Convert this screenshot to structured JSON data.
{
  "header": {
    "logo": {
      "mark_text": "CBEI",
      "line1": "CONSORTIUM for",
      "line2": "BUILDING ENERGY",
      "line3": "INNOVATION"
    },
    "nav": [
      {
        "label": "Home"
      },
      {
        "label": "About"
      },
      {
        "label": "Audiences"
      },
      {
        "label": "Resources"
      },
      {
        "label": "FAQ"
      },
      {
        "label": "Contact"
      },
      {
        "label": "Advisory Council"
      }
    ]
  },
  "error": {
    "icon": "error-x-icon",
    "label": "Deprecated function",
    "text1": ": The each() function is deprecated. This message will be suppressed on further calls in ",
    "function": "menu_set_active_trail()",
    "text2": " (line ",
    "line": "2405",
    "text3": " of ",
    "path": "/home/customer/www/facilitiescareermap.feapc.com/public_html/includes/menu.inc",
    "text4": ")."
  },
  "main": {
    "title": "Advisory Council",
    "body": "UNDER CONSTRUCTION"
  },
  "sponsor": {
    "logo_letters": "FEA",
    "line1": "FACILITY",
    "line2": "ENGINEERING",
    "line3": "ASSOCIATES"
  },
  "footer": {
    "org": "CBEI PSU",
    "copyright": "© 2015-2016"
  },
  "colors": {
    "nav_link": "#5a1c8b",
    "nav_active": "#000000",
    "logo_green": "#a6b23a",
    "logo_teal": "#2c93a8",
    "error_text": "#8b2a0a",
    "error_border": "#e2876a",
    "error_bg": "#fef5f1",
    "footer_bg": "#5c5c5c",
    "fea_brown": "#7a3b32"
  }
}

=======

The word "function" appears in how many lines of the records? Give the number only.

3